Data excerpts:
§
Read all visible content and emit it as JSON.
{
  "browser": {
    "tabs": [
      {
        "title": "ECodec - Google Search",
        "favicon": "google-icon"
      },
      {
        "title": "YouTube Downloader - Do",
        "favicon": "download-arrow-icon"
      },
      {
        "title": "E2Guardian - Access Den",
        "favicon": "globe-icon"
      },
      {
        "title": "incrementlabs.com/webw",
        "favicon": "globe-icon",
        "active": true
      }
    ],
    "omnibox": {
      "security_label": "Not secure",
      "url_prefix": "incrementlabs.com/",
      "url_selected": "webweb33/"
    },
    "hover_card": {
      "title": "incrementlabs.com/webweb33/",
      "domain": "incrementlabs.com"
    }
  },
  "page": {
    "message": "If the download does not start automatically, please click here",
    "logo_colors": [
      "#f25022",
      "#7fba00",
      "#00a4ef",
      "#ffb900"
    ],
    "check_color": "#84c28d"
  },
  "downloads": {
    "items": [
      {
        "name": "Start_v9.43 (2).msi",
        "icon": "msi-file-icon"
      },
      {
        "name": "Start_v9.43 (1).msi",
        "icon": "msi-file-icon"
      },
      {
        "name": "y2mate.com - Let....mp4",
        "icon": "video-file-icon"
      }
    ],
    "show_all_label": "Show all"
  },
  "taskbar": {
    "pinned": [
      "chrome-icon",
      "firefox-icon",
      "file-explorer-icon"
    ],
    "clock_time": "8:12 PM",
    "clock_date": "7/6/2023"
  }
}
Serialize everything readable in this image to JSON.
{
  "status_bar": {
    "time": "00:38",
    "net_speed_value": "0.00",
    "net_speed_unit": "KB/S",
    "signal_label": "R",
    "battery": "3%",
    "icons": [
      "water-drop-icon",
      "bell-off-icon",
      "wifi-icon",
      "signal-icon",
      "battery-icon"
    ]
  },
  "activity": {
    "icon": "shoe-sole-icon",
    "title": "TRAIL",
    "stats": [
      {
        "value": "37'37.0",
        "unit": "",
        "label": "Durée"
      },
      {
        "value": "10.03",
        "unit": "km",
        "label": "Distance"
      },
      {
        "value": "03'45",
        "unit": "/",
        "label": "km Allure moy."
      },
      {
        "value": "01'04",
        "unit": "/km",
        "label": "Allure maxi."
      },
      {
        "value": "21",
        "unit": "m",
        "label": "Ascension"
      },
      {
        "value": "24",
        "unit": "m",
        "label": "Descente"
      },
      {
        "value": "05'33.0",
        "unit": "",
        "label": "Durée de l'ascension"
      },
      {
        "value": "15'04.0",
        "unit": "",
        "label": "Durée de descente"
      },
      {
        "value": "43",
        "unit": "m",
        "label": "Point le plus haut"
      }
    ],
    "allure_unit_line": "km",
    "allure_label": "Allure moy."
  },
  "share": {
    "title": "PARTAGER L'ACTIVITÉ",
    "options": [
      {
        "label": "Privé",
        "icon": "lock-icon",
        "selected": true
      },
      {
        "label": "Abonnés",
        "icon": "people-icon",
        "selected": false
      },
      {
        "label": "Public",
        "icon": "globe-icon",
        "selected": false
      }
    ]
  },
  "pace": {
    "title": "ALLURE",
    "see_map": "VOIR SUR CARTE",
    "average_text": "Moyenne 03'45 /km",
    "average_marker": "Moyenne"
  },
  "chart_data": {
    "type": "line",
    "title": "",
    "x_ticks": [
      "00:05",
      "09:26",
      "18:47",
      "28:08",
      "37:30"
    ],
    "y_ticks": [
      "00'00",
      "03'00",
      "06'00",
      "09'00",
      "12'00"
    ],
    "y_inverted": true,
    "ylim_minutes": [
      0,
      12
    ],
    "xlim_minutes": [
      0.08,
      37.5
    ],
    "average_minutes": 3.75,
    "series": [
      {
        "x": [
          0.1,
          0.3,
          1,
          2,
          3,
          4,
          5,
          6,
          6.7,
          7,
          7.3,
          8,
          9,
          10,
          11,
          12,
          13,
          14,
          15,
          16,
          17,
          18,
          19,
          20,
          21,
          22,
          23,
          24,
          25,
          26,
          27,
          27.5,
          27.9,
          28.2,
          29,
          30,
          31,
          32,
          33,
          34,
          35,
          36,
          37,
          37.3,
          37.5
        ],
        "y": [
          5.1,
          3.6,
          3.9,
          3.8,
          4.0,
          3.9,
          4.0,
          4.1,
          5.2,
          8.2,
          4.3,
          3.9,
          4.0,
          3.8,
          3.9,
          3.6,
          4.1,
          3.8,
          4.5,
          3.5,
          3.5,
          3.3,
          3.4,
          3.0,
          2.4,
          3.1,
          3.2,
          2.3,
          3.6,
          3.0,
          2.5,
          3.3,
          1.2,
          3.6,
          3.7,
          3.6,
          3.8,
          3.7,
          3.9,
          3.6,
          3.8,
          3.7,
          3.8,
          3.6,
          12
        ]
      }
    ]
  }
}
§
YOUR TASK: Check each line of the records for "name" and copy the ones that contain it.

SOLUTION BELOW:
        "name": "Start_v9.43 (2).msi",
        "name": "Start_v9.43 (1).msi",
        "name": "y2mate.com - Let....mp4",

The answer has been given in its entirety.